**CHALLENGE:** Copy each line of the data below with the word "this".

(Dataset listings of figures)
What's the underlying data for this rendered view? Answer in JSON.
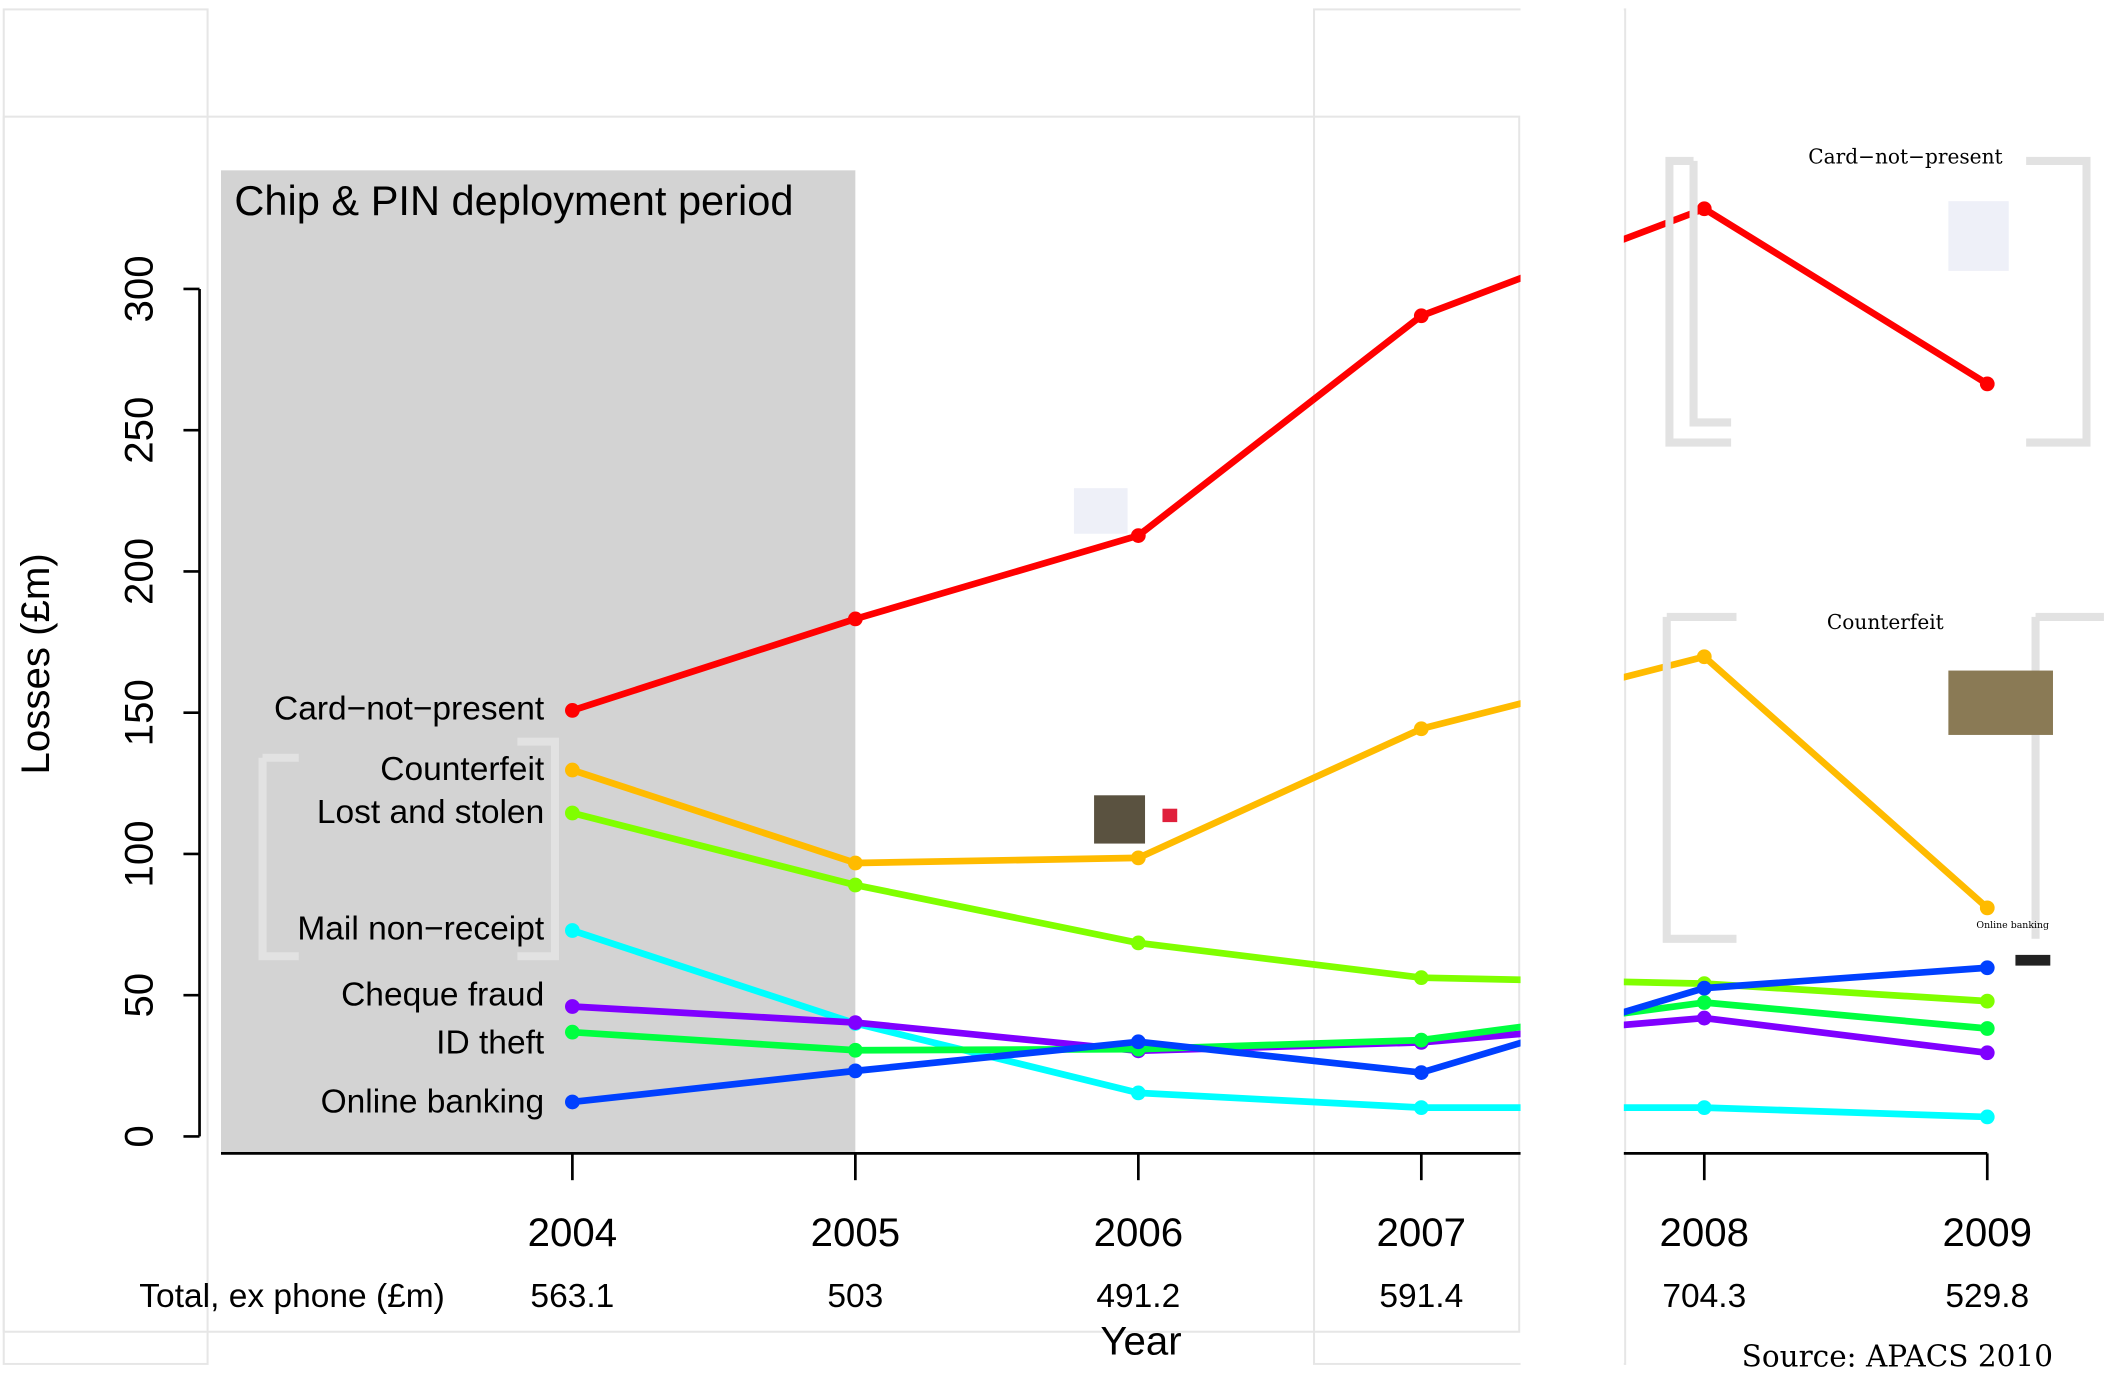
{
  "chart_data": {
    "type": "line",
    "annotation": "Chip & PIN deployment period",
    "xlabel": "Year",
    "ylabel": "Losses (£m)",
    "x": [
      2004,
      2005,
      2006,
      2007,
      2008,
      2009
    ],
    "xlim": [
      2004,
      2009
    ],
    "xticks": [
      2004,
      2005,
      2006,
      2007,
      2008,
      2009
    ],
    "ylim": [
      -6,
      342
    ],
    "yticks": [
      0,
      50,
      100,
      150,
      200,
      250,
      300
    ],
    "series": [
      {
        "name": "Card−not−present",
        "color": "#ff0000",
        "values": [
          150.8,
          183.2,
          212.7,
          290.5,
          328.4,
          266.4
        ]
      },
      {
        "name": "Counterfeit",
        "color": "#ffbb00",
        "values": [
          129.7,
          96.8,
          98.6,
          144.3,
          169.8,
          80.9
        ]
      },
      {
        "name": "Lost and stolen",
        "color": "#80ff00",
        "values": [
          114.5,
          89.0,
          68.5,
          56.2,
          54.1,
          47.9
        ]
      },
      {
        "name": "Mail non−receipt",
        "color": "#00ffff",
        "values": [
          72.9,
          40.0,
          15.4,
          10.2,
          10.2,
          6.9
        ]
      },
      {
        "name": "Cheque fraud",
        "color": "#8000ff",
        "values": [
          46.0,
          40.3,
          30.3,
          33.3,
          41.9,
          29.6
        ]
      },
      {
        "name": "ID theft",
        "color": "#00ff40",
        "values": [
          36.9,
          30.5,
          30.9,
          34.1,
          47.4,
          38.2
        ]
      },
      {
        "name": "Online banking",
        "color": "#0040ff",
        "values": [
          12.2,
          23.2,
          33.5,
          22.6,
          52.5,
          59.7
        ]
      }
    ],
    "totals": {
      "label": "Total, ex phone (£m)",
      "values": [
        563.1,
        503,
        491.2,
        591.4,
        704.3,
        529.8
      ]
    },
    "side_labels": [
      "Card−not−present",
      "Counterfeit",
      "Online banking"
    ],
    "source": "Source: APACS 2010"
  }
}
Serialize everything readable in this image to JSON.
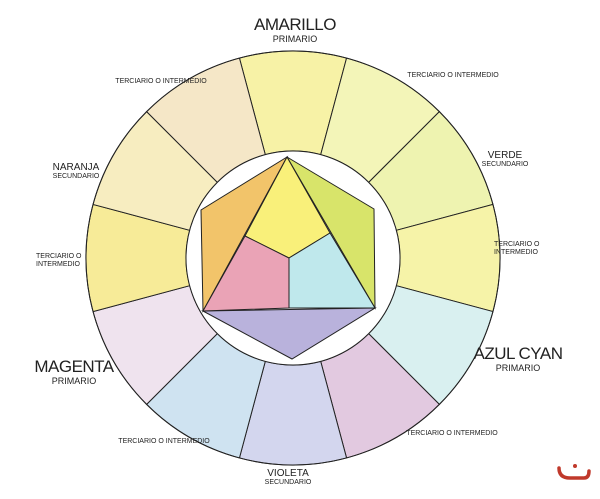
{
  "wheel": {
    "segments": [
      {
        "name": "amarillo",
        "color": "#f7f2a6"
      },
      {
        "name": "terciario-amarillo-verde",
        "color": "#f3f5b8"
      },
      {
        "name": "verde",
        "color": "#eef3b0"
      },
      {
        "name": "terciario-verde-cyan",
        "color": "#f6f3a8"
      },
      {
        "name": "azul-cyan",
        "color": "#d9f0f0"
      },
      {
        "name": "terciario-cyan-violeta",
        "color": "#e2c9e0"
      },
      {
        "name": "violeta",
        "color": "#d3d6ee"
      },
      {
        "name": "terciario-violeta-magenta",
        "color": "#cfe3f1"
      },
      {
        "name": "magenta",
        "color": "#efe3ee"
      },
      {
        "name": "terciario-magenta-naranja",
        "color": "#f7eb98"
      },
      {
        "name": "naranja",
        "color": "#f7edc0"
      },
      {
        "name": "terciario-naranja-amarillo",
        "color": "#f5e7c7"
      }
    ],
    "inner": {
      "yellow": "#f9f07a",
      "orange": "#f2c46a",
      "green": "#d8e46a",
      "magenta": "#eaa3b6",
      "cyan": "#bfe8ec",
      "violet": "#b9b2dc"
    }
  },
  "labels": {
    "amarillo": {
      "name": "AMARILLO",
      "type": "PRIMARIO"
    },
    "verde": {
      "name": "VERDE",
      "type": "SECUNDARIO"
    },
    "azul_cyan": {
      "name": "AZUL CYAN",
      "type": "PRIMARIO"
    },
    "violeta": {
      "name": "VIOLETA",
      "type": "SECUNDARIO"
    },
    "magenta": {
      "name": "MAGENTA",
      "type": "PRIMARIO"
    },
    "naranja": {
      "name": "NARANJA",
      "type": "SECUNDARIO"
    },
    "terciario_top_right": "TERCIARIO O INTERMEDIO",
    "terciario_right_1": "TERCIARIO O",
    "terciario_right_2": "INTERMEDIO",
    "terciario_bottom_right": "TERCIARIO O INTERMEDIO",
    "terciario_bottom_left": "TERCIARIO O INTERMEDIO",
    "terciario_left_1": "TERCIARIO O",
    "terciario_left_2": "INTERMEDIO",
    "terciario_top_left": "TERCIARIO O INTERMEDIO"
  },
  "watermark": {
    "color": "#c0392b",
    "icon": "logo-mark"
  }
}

**WORKED ANSWER:**
What's the underlying data for this rendered view? Answer in JSON.
Serialize everything readable in this image to JSON.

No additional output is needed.